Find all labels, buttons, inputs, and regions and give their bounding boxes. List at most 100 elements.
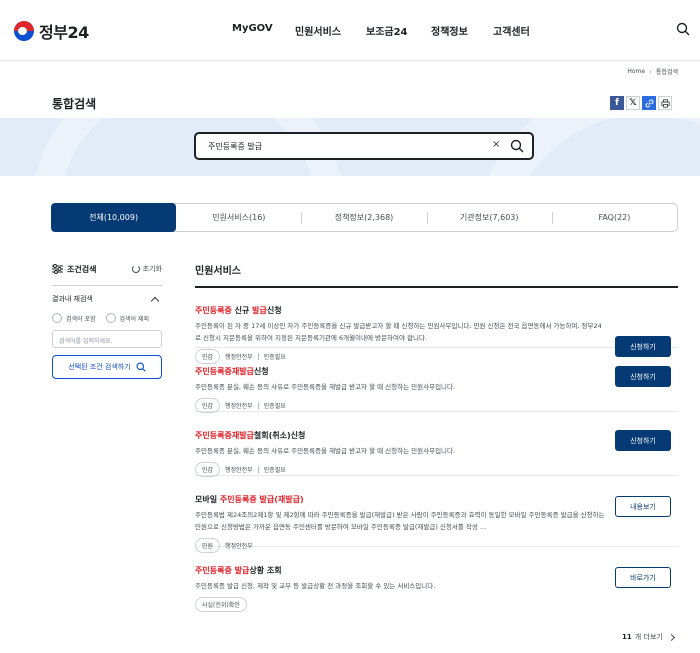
result-item: 주민등록증 발급상황 조회 주민등록증 발급 신청, 제작 및 교부 등 발급상… [195, 547, 678, 612]
tab-civil-service[interactable]: 민원서비스(16) [176, 204, 301, 231]
result-description: 주민등록이 된 자 중 17세 이상인 자가 주민등록증을 신규 발급받고자 할… [195, 322, 602, 342]
title-highlight: 주민등록증 [195, 566, 232, 575]
title-row: 통합검색 f 𝕏 [52, 93, 674, 115]
result-item: 주민등록증재발급철회(취소)신청 주민등록증 분실, 훼손 등의 사유로 주민등… [195, 412, 678, 477]
title-text: 모바일 [195, 495, 220, 504]
filter-header: 조건검색 초기화 [52, 262, 162, 276]
research-input[interactable]: 검색어를 입력하세요. [52, 330, 162, 348]
print-icon[interactable] [658, 96, 672, 110]
refresh-icon [131, 265, 140, 273]
result-meta: 인감 행정안전부 인증필요 [195, 398, 678, 413]
result-item: 모바일 주민등록증 발급(재발급) 주민등록법 제24조의2제1항 및 제2항에… [195, 476, 678, 553]
auth-required: 인증필요 [263, 403, 286, 410]
research-label: 결과내 재검색 [52, 295, 93, 303]
agency: 행정안전부 [225, 467, 253, 474]
search-icon [136, 362, 146, 372]
facebook-icon[interactable]: f [610, 96, 624, 110]
result-meta: 인감 행정안전부 인증필요 [195, 462, 678, 477]
nav-customer-center[interactable]: 고객센터 [493, 23, 543, 38]
chevron-right-icon [667, 633, 675, 641]
result-description: 주민등록증 분실, 훼손 등의 사유로 주민등록증을 재발급 받고자 할 때 신… [195, 383, 456, 391]
title-highlight: 발급 [252, 306, 267, 315]
apply-button[interactable]: 신청하기 [615, 366, 671, 387]
filter-title: 조건검색 [67, 264, 97, 274]
search-input[interactable] [208, 139, 478, 153]
result-title[interactable]: 주민등록증재발급철회(취소)신청 [195, 430, 678, 441]
result-title[interactable]: 주민등록증 신규 발급신청 [195, 305, 678, 316]
apply-button[interactable]: 신청하기 [615, 430, 671, 451]
share-buttons: f 𝕏 [610, 96, 672, 110]
go-button[interactable]: 바로가기 [615, 567, 671, 588]
title-highlight: 발급 [234, 566, 250, 575]
radio-exclude-label: 검색어 제외 [119, 315, 150, 323]
result-description: 주민등록법 제24조의2제1항 및 제2항에 따라 주민등록증을 발급(재발급)… [195, 511, 605, 531]
result-title[interactable]: 주민등록증재발급신청 [195, 366, 678, 377]
main-nav: MyGOV 민원서비스 보조금24 정책정보 고객센터 [232, 23, 543, 38]
divider [257, 466, 259, 473]
search-box: × [194, 132, 534, 160]
tab-all[interactable]: 전체(10,009) [51, 203, 177, 232]
search-submit-icon[interactable] [510, 139, 524, 153]
divider [52, 285, 162, 286]
title-highlight: 발급 [259, 495, 275, 504]
view-details-button[interactable]: 내용보기 [615, 496, 671, 517]
tab-agency[interactable]: 기관정보(7,603) [426, 204, 552, 231]
type-badge: 사실(진위)확인 [195, 597, 247, 612]
nav-subsidy[interactable]: 보조금24 [366, 23, 431, 38]
more-results-link[interactable]: 11 개 더보기 [622, 632, 675, 642]
chevron-up-icon [150, 296, 160, 305]
result-description: 주민등록증 발급 신청, 제작 및 교부 등 발급상황 전 과정을 조회할 수 … [195, 582, 436, 590]
printer-icon [660, 98, 670, 108]
site-header: 정부24 MyGOV 민원서비스 보조금24 정책정보 고객센터 [0, 0, 700, 61]
radio-include-label: 검색어 포함 [66, 315, 96, 323]
title-highlight: 주민등록증 [195, 306, 232, 315]
page-title: 통합검색 [52, 97, 97, 111]
breadcrumb: Home › 통합검색 [627, 67, 678, 77]
link-icon[interactable] [642, 96, 656, 110]
radio-exclude[interactable]: 검색어 제외 [105, 313, 150, 323]
title-highlight: 주민등록증 [219, 495, 257, 504]
apply-filter-button[interactable]: 선택된 조건 검색하기 [52, 355, 162, 379]
title-text: 신규 [231, 306, 253, 315]
research-accordion[interactable]: 결과내 재검색 [52, 294, 162, 305]
reset-button[interactable]: 초기화 [131, 264, 162, 274]
search-icon[interactable] [676, 22, 690, 36]
more-count: 11 [622, 633, 632, 641]
result-item: 주민등록증재발급신청 주민등록증 분실, 훼손 등의 사유로 주민등록증을 재발… [195, 348, 678, 413]
type-badge: 인감 [195, 398, 221, 413]
section-title: 민원서비스 [195, 266, 241, 277]
title-text: 신청 [266, 306, 282, 315]
x-twitter-icon[interactable]: 𝕏 [626, 96, 640, 110]
taegeuk-logo-icon [14, 21, 34, 41]
tab-faq[interactable]: FAQ(22) [551, 204, 677, 231]
clear-icon[interactable]: × [492, 139, 500, 150]
title-text: 철회(취소)신청 [253, 431, 306, 440]
divider [257, 402, 259, 409]
research-options: 검색어 포함 검색어 제외 [52, 313, 162, 323]
radio-include[interactable]: 검색어 포함 [52, 313, 96, 323]
nav-civil-service[interactable]: 민원서비스 [295, 23, 366, 38]
site-logo[interactable]: 정부24 [14, 19, 89, 43]
title-text: 신청 [253, 367, 269, 376]
title-highlight: 발급 [239, 367, 254, 376]
nav-mygov[interactable]: MyGOV [232, 23, 295, 38]
nav-policy[interactable]: 정책정보 [431, 23, 493, 38]
filter-panel: 조건검색 초기화 결과내 재검색 검색어 포함 검색어 제외 검색어를 입력하세… [52, 262, 162, 379]
radio-circle-icon [52, 313, 62, 323]
title-highlight: 주민등록증 [195, 367, 232, 376]
filter-sliders-icon [52, 264, 63, 274]
results-panel: 민원서비스 주민등록증 신규 발급신청 주민등록이 된 자 중 17세 이상인 … [195, 262, 678, 612]
chevron-right-icon: › [649, 67, 652, 76]
result-item: 주민등록증 신규 발급신청 주민등록이 된 자 중 17세 이상인 자가 주민등… [195, 288, 678, 364]
tab-policy[interactable]: 정책정보(2,368) [301, 204, 426, 231]
search-band: × [0, 118, 700, 176]
breadcrumb-home[interactable]: Home [627, 68, 645, 75]
result-meta: 사실(진위)확인 [195, 597, 678, 612]
type-badge: 인감 [195, 462, 221, 477]
result-description: 주민등록증 분실, 훼손 등의 사유로 주민등록증을 재발급 받고자 할 때 신… [195, 447, 456, 455]
result-title[interactable]: 모바일 주민등록증 발급(재발급) [195, 494, 678, 505]
breadcrumb-current: 통합검색 [655, 69, 678, 76]
filter-title-wrap: 조건검색 [52, 264, 96, 275]
title-highlight: 발급 [239, 431, 254, 440]
result-title[interactable]: 주민등록증 발급상황 조회 [195, 565, 678, 576]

■ What is asked ■
Arrange the lines of every entry above as a single numbered list, skipping any blank lines and leaving the pictures out.

■ Complete answer ■
1. Find all labels, buttons, inputs, and regions and give their bounding boxes. List at most 100 elements.
2. result-item: 주민등록증 발급상황 조회 주민등록증 발급 신청, 제작 및 교부 등 발급상… [195, 547, 678, 612]
3. tab-civil-service[interactable]: 민원서비스(16) [176, 204, 301, 231]
4. result-description: 주민등록이 된 자 중 17세 이상인 자가 주민등록증을 신규 발급받고자 할… [195, 322, 602, 342]
5. title-highlight: 주민등록증 [195, 566, 232, 575]
6. title-row: 통합검색 f 𝕏 [52, 93, 674, 115]
7. result-item: 주민등록증재발급철회(취소)신청 주민등록증 분실, 훼손 등의 사유로 주민등… [195, 412, 678, 477]
8. title-text: 모바일 [195, 495, 220, 504]
9. filter-header: 조건검색 초기화 [52, 262, 162, 276]
10. research-input[interactable]: 검색어를 입력하세요. [52, 330, 162, 348]
11. print-icon[interactable] [658, 96, 672, 110]
12. refresh-icon [131, 265, 140, 273]
13. result-meta: 인감 행정안전부 인증필요 [195, 398, 678, 413]
14. result-item: 모바일 주민등록증 발급(재발급) 주민등록법 제24조의2제1항 및 제2항에… [195, 476, 678, 553]
15. auth-required: 인증필요 [263, 403, 286, 410]
16. research-label: 결과내 재검색 [52, 295, 93, 303]
17. agency: 행정안전부 [225, 467, 253, 474]
18. search-icon [136, 362, 146, 372]
19. facebook-icon[interactable]: f [610, 96, 624, 110]
20. result-meta: 인감 행정안전부 인증필요 [195, 462, 678, 477]
21. nav-customer-center[interactable]: 고객센터 [493, 23, 543, 38]
22. chevron-right-icon [667, 633, 675, 641]
23. result-description: 주민등록증 분실, 훼손 등의 사유로 주민등록증을 재발급 받고자 할 때 신… [195, 383, 456, 391]
24. title-highlight: 발급 [252, 306, 267, 315]
25. apply-button[interactable]: 신청하기 [615, 366, 671, 387]
26. filter-title: 조건검색 [67, 264, 97, 274]
27. search-input[interactable] [208, 139, 478, 153]
28. result-title[interactable]: 주민등록증재발급철회(취소)신청 [195, 430, 678, 441]
29. result-title[interactable]: 주민등록증 신규 발급신청 [195, 305, 678, 316]
30. apply-button[interactable]: 신청하기 [615, 430, 671, 451]
31. share-buttons: f 𝕏 [610, 96, 672, 110]
32. go-button[interactable]: 바로가기 [615, 567, 671, 588]
33. title-highlight: 발급 [234, 566, 250, 575]
34. radio-exclude-label: 검색어 제외 [119, 315, 150, 323]
35. result-description: 주민등록법 제24조의2제1항 및 제2항에 따라 주민등록증을 발급(재발급)… [195, 511, 605, 531]
36. result-title[interactable]: 주민등록증재발급신청 [195, 366, 678, 377]
37. main-nav: MyGOV 민원서비스 보조금24 정책정보 고객센터 [232, 23, 543, 38]
38. divider [257, 466, 259, 473]
39. search-box: × [194, 132, 534, 160]
40. tab-all[interactable]: 전체(10,009) [51, 203, 177, 232]
41. search-submit-icon[interactable] [510, 139, 524, 153]
42. divider [52, 285, 162, 286]
43. title-highlight: 발급 [259, 495, 275, 504]
44. view-details-button[interactable]: 내용보기 [615, 496, 671, 517]
45. tab-agency[interactable]: 기관정보(7,603) [426, 204, 552, 231]
46. type-badge: 사실(진위)확인 [195, 597, 247, 612]
47. nav-subsidy[interactable]: 보조금24 [366, 23, 431, 38]
48. more-results-link[interactable]: 11 개 더보기 [622, 632, 675, 642]
49. chevron-up-icon [150, 296, 160, 305]
50. result-description: 주민등록증 발급 신청, 제작 및 교부 등 발급상황 전 과정을 조회할 수 … [195, 582, 436, 590]
51. printer-icon [660, 98, 670, 108]
52. site-header: 정부24 MyGOV 민원서비스 보조금24 정책정보 고객센터 [0, 0, 700, 61]
53. radio-include-label: 검색어 포함 [66, 315, 96, 323]
54. title-highlight: 주민등록증 [195, 306, 232, 315]
55. page-title: 통합검색 [52, 97, 97, 111]
56. breadcrumb: Home › 통합검색 [627, 67, 678, 77]
57. link-icon[interactable] [642, 96, 656, 110]
58. radio-exclude[interactable]: 검색어 제외 [105, 313, 150, 323]
59. title-highlight: 주민등록증 [219, 495, 257, 504]
60. apply-filter-button[interactable]: 선택된 조건 검색하기 [52, 355, 162, 379]
61. title-text: 신규 [231, 306, 253, 315]
62. research-accordion[interactable]: 결과내 재검색 [52, 294, 162, 305]
63. reset-button[interactable]: 초기화 [131, 264, 162, 274]
64. search-icon[interactable] [676, 22, 690, 36]
65. more-count: 11 [622, 633, 632, 641]
66. result-item: 주민등록증재발급신청 주민등록증 분실, 훼손 등의 사유로 주민등록증을 재발… [195, 348, 678, 413]
67. type-badge: 인감 [195, 398, 221, 413]
68. section-title: 민원서비스 [195, 266, 241, 277]
69. title-text: 신청 [266, 306, 282, 315]
70. x-twitter-icon[interactable]: 𝕏 [626, 96, 640, 110]
71. taegeuk-logo-icon [14, 21, 34, 41]
72. tab-faq[interactable]: FAQ(22) [551, 204, 677, 231]
73. clear-icon[interactable]: × [492, 139, 500, 150]
74. title-text: 철회(취소)신청 [253, 431, 306, 440]
75. divider [257, 402, 259, 409]
76. research-options: 검색어 포함 검색어 제외 [52, 313, 162, 323]
77. radio-include[interactable]: 검색어 포함 [52, 313, 96, 323]
78. nav-civil-service[interactable]: 민원서비스 [295, 23, 366, 38]
79. site-logo[interactable]: 정부24 [14, 19, 89, 43]
80. title-text: 신청 [253, 367, 269, 376]
81. title-highlight: 발급 [239, 367, 254, 376]
82. nav-mygov[interactable]: MyGOV [232, 23, 295, 38]
83. nav-policy[interactable]: 정책정보 [431, 23, 493, 38]
84. filter-panel: 조건검색 초기화 결과내 재검색 검색어 포함 검색어 제외 검색어를 입력하세… [52, 262, 162, 379]
85. radio-circle-icon [52, 313, 62, 323]
86. title-highlight: 주민등록증 [195, 367, 232, 376]
87. filter-sliders-icon [52, 264, 63, 274]
88. results-panel: 민원서비스 주민등록증 신규 발급신청 주민등록이 된 자 중 17세 이상인 … [195, 262, 678, 612]
89. chevron-right-icon: › [649, 67, 652, 76]
90. result-item: 주민등록증 신규 발급신청 주민등록이 된 자 중 17세 이상인 자가 주민등… [195, 288, 678, 364]
91. tab-policy[interactable]: 정책정보(2,368) [301, 204, 426, 231]
92. search-band: × [0, 118, 700, 176]
93. breadcrumb-home[interactable]: Home [627, 68, 645, 75]
94. result-meta: 사실(진위)확인 [195, 597, 678, 612]
95. type-badge: 인감 [195, 462, 221, 477]
96. result-description: 주민등록증 분실, 훼손 등의 사유로 주민등록증을 재발급 받고자 할 때 신… [195, 447, 456, 455]
97. result-title[interactable]: 모바일 주민등록증 발급(재발급) [195, 494, 678, 505]
98. breadcrumb-current: 통합검색 [655, 69, 678, 76]
99. filter-title-wrap: 조건검색 [52, 264, 96, 275]
100. title-highlight: 발급 [239, 431, 254, 440]
101. result-title[interactable]: 주민등록증 발급상황 조회 [195, 565, 678, 576]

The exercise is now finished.